[Description of the task]
Each line below should be retyped exactly, with no pictures.

Structured figure records:
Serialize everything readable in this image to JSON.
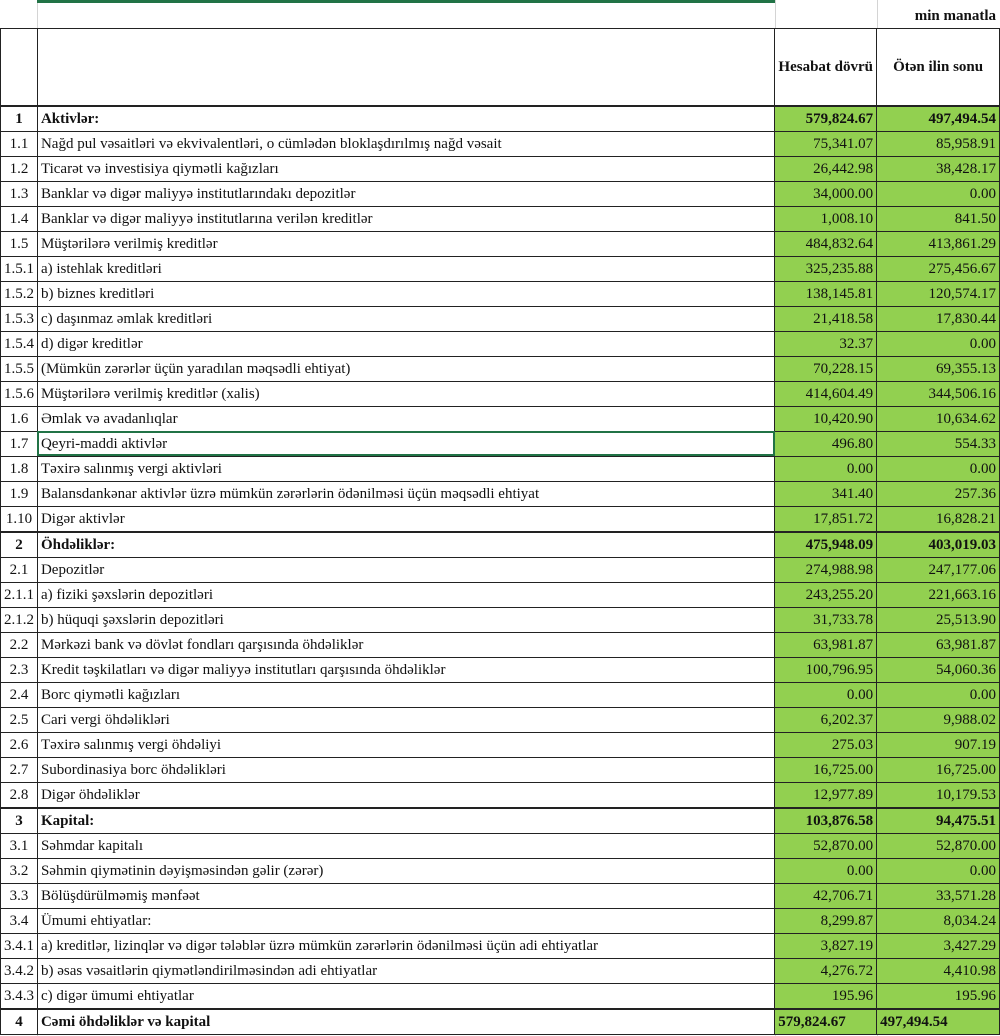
{
  "unit_label": "min manatla",
  "columns": {
    "current": "Hesabat dövrü",
    "previous": "Ötən ilin sonu"
  },
  "accent_color": "#92d050",
  "rows": [
    {
      "no": "1",
      "label": "Aktivlər:",
      "current": "579,824.67",
      "previous": "497,494.54",
      "bold": true
    },
    {
      "no": "1.1",
      "label": "Nağd pul vəsaitləri və  ekvivalentləri, o cümlədən bloklaşdırılmış nağd vəsait",
      "current": "75,341.07",
      "previous": "85,958.91"
    },
    {
      "no": "1.2",
      "label": "Ticarət və investisiya qiymətli kağızları",
      "current": "26,442.98",
      "previous": "38,428.17"
    },
    {
      "no": "1.3",
      "label": "Banklar və digər maliyyə institutlarındakı depozitlər",
      "current": "34,000.00",
      "previous": "0.00"
    },
    {
      "no": "1.4",
      "label": "Banklar və digər maliyyə institutlarına verilən kreditlər",
      "current": "1,008.10",
      "previous": "841.50"
    },
    {
      "no": "1.5",
      "label": "Müştərilərə verilmiş kreditlər",
      "current": "484,832.64",
      "previous": "413,861.29"
    },
    {
      "no": "1.5.1",
      "label": "a) istehlak kreditləri",
      "current": "325,235.88",
      "previous": "275,456.67"
    },
    {
      "no": "1.5.2",
      "label": "b) biznes kreditləri",
      "current": "138,145.81",
      "previous": "120,574.17"
    },
    {
      "no": "1.5.3",
      "label": "c) daşınmaz əmlak kreditləri",
      "current": "21,418.58",
      "previous": "17,830.44"
    },
    {
      "no": "1.5.4",
      "label": "d) digər kreditlər",
      "current": "32.37",
      "previous": "0.00"
    },
    {
      "no": "1.5.5",
      "label": "(Mümkün zərərlər üçün yaradılan məqsədli ehtiyat)",
      "current": "70,228.15",
      "previous": "69,355.13"
    },
    {
      "no": "1.5.6",
      "label": "Müştərilərə verilmiş kreditlər (xalis)",
      "current": "414,604.49",
      "previous": "344,506.16"
    },
    {
      "no": "1.6",
      "label": "Əmlak və avadanlıqlar",
      "current": "10,420.90",
      "previous": "10,634.62"
    },
    {
      "no": "1.7",
      "label": "Qeyri-maddi aktivlər",
      "current": "496.80",
      "previous": "554.33",
      "selected": true
    },
    {
      "no": "1.8",
      "label": "Təxirə salınmış vergi aktivləri",
      "current": "0.00",
      "previous": "0.00"
    },
    {
      "no": "1.9",
      "label": "Balansdankənar aktivlər üzrə mümkün zərərlərin ödənilməsi üçün məqsədli ehtiyat",
      "current": "341.40",
      "previous": "257.36"
    },
    {
      "no": "1.10",
      "label": "Digər aktivlər",
      "current": "17,851.72",
      "previous": "16,828.21"
    },
    {
      "no": "2",
      "label": "Öhdəliklər:",
      "current": "475,948.09",
      "previous": "403,019.03",
      "bold": true
    },
    {
      "no": "2.1",
      "label": "Depozitlər",
      "current": "274,988.98",
      "previous": "247,177.06"
    },
    {
      "no": "2.1.1",
      "label": "a) fiziki şəxslərin depozitləri",
      "current": "243,255.20",
      "previous": "221,663.16"
    },
    {
      "no": "2.1.2",
      "label": "b) hüquqi şəxslərin depozitləri",
      "current": "31,733.78",
      "previous": "25,513.90"
    },
    {
      "no": "2.2",
      "label": "Mərkəzi bank və dövlət fondları qarşısında öhdəliklər",
      "current": "63,981.87",
      "previous": "63,981.87"
    },
    {
      "no": "2.3",
      "label": "Kredit təşkilatları və digər maliyyə institutları qarşısında öhdəliklər",
      "current": "100,796.95",
      "previous": "54,060.36"
    },
    {
      "no": "2.4",
      "label": "Borc qiymətli kağızları",
      "current": "0.00",
      "previous": "0.00"
    },
    {
      "no": "2.5",
      "label": "Cari vergi öhdəlikləri",
      "current": "6,202.37",
      "previous": "9,988.02"
    },
    {
      "no": "2.6",
      "label": "Təxirə salınmış vergi öhdəliyi",
      "current": "275.03",
      "previous": "907.19"
    },
    {
      "no": "2.7",
      "label": "Subordinasiya borc öhdəlikləri",
      "current": "16,725.00",
      "previous": "16,725.00"
    },
    {
      "no": "2.8",
      "label": "Digər öhdəliklər",
      "current": "12,977.89",
      "previous": "10,179.53"
    },
    {
      "no": "3",
      "label": "Kapital:",
      "current": "103,876.58",
      "previous": "94,475.51",
      "bold": true
    },
    {
      "no": "3.1",
      "label": "Səhmdar kapitalı",
      "current": "52,870.00",
      "previous": "52,870.00"
    },
    {
      "no": "3.2",
      "label": "Səhmin qiymətinin dəyişməsindən gəlir (zərər)",
      "current": "0.00",
      "previous": "0.00"
    },
    {
      "no": "3.3",
      "label": "Bölüşdürülməmiş mənfəət",
      "current": "42,706.71",
      "previous": "33,571.28"
    },
    {
      "no": "3.4",
      "label": "Ümumi ehtiyatlar:",
      "current": "8,299.87",
      "previous": "8,034.24"
    },
    {
      "no": "3.4.1",
      "label": "a) kreditlər, lizinqlər və digər tələblər üzrə mümkün zərərlərin ödənilməsi üçün adi ehtiyatlar",
      "current": "3,827.19",
      "previous": "3,427.29"
    },
    {
      "no": "3.4.2",
      "label": "b) əsas vəsaitlərin qiymətləndirilməsindən adi ehtiyatlar",
      "current": "4,276.72",
      "previous": "4,410.98"
    },
    {
      "no": "3.4.3",
      "label": "c) digər ümumi ehtiyatlar",
      "current": "195.96",
      "previous": "195.96"
    },
    {
      "no": "4",
      "label": "Cəmi öhdəliklər və kapital",
      "current": "579,824.67",
      "previous": "497,494.54",
      "bold": true,
      "total": true
    }
  ]
}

[Expected output]
Serialize everything readable in this image to JSON.
{
  "unit_label": "min manatla",
  "columns": {
    "current": "Hesabat dövrü",
    "previous": "Ötən ilin sonu"
  },
  "accent_color": "#92d050",
  "rows": [
    {
      "no": "1",
      "label": "Aktivlər:",
      "current": "579,824.67",
      "previous": "497,494.54",
      "bold": true
    },
    {
      "no": "1.1",
      "label": "Nağd pul vəsaitləri və  ekvivalentləri, o cümlədən bloklaşdırılmış nağd vəsait",
      "current": "75,341.07",
      "previous": "85,958.91"
    },
    {
      "no": "1.2",
      "label": "Ticarət və investisiya qiymətli kağızları",
      "current": "26,442.98",
      "previous": "38,428.17"
    },
    {
      "no": "1.3",
      "label": "Banklar və digər maliyyə institutlarındakı depozitlər",
      "current": "34,000.00",
      "previous": "0.00"
    },
    {
      "no": "1.4",
      "label": "Banklar və digər maliyyə institutlarına verilən kreditlər",
      "current": "1,008.10",
      "previous": "841.50"
    },
    {
      "no": "1.5",
      "label": "Müştərilərə verilmiş kreditlər",
      "current": "484,832.64",
      "previous": "413,861.29"
    },
    {
      "no": "1.5.1",
      "label": "a) istehlak kreditləri",
      "current": "325,235.88",
      "previous": "275,456.67"
    },
    {
      "no": "1.5.2",
      "label": "b) biznes kreditləri",
      "current": "138,145.81",
      "previous": "120,574.17"
    },
    {
      "no": "1.5.3",
      "label": "c) daşınmaz əmlak kreditləri",
      "current": "21,418.58",
      "previous": "17,830.44"
    },
    {
      "no": "1.5.4",
      "label": "d) digər kreditlər",
      "current": "32.37",
      "previous": "0.00"
    },
    {
      "no": "1.5.5",
      "label": "(Mümkün zərərlər üçün yaradılan məqsədli ehtiyat)",
      "current": "70,228.15",
      "previous": "69,355.13"
    },
    {
      "no": "1.5.6",
      "label": "Müştərilərə verilmiş kreditlər (xalis)",
      "current": "414,604.49",
      "previous": "344,506.16"
    },
    {
      "no": "1.6",
      "label": "Əmlak və avadanlıqlar",
      "current": "10,420.90",
      "previous": "10,634.62"
    },
    {
      "no": "1.7",
      "label": "Qeyri-maddi aktivlər",
      "current": "496.80",
      "previous": "554.33",
      "selected": true
    },
    {
      "no": "1.8",
      "label": "Təxirə salınmış vergi aktivləri",
      "current": "0.00",
      "previous": "0.00"
    },
    {
      "no": "1.9",
      "label": "Balansdankənar aktivlər üzrə mümkün zərərlərin ödənilməsi üçün məqsədli ehtiyat",
      "current": "341.40",
      "previous": "257.36"
    },
    {
      "no": "1.10",
      "label": "Digər aktivlər",
      "current": "17,851.72",
      "previous": "16,828.21"
    },
    {
      "no": "2",
      "label": "Öhdəliklər:",
      "current": "475,948.09",
      "previous": "403,019.03",
      "bold": true
    },
    {
      "no": "2.1",
      "label": "Depozitlər",
      "current": "274,988.98",
      "previous": "247,177.06"
    },
    {
      "no": "2.1.1",
      "label": "a) fiziki şəxslərin depozitləri",
      "current": "243,255.20",
      "previous": "221,663.16"
    },
    {
      "no": "2.1.2",
      "label": "b) hüquqi şəxslərin depozitləri",
      "current": "31,733.78",
      "previous": "25,513.90"
    },
    {
      "no": "2.2",
      "label": "Mərkəzi bank və dövlət fondları qarşısında öhdəliklər",
      "current": "63,981.87",
      "previous": "63,981.87"
    },
    {
      "no": "2.3",
      "label": "Kredit təşkilatları və digər maliyyə institutları qarşısında öhdəliklər",
      "current": "100,796.95",
      "previous": "54,060.36"
    },
    {
      "no": "2.4",
      "label": "Borc qiymətli kağızları",
      "current": "0.00",
      "previous": "0.00"
    },
    {
      "no": "2.5",
      "label": "Cari vergi öhdəlikləri",
      "current": "6,202.37",
      "previous": "9,988.02"
    },
    {
      "no": "2.6",
      "label": "Təxirə salınmış vergi öhdəliyi",
      "current": "275.03",
      "previous": "907.19"
    },
    {
      "no": "2.7",
      "label": "Subordinasiya borc öhdəlikləri",
      "current": "16,725.00",
      "previous": "16,725.00"
    },
    {
      "no": "2.8",
      "label": "Digər öhdəliklər",
      "current": "12,977.89",
      "previous": "10,179.53"
    },
    {
      "no": "3",
      "label": "Kapital:",
      "current": "103,876.58",
      "previous": "94,475.51",
      "bold": true
    },
    {
      "no": "3.1",
      "label": "Səhmdar kapitalı",
      "current": "52,870.00",
      "previous": "52,870.00"
    },
    {
      "no": "3.2",
      "label": "Səhmin qiymətinin dəyişməsindən gəlir (zərər)",
      "current": "0.00",
      "previous": "0.00"
    },
    {
      "no": "3.3",
      "label": "Bölüşdürülməmiş mənfəət",
      "current": "42,706.71",
      "previous": "33,571.28"
    },
    {
      "no": "3.4",
      "label": "Ümumi ehtiyatlar:",
      "current": "8,299.87",
      "previous": "8,034.24"
    },
    {
      "no": "3.4.1",
      "label": "a) kreditlər, lizinqlər və digər tələblər üzrə mümkün zərərlərin ödənilməsi üçün adi ehtiyatlar",
      "current": "3,827.19",
      "previous": "3,427.29"
    },
    {
      "no": "3.4.2",
      "label": "b) əsas vəsaitlərin qiymətləndirilməsindən adi ehtiyatlar",
      "current": "4,276.72",
      "previous": "4,410.98"
    },
    {
      "no": "3.4.3",
      "label": "c) digər ümumi ehtiyatlar",
      "current": "195.96",
      "previous": "195.96"
    },
    {
      "no": "4",
      "label": "Cəmi öhdəliklər və kapital",
      "current": "579,824.67",
      "previous": "497,494.54",
      "bold": true,
      "total": true
    }
  ]
}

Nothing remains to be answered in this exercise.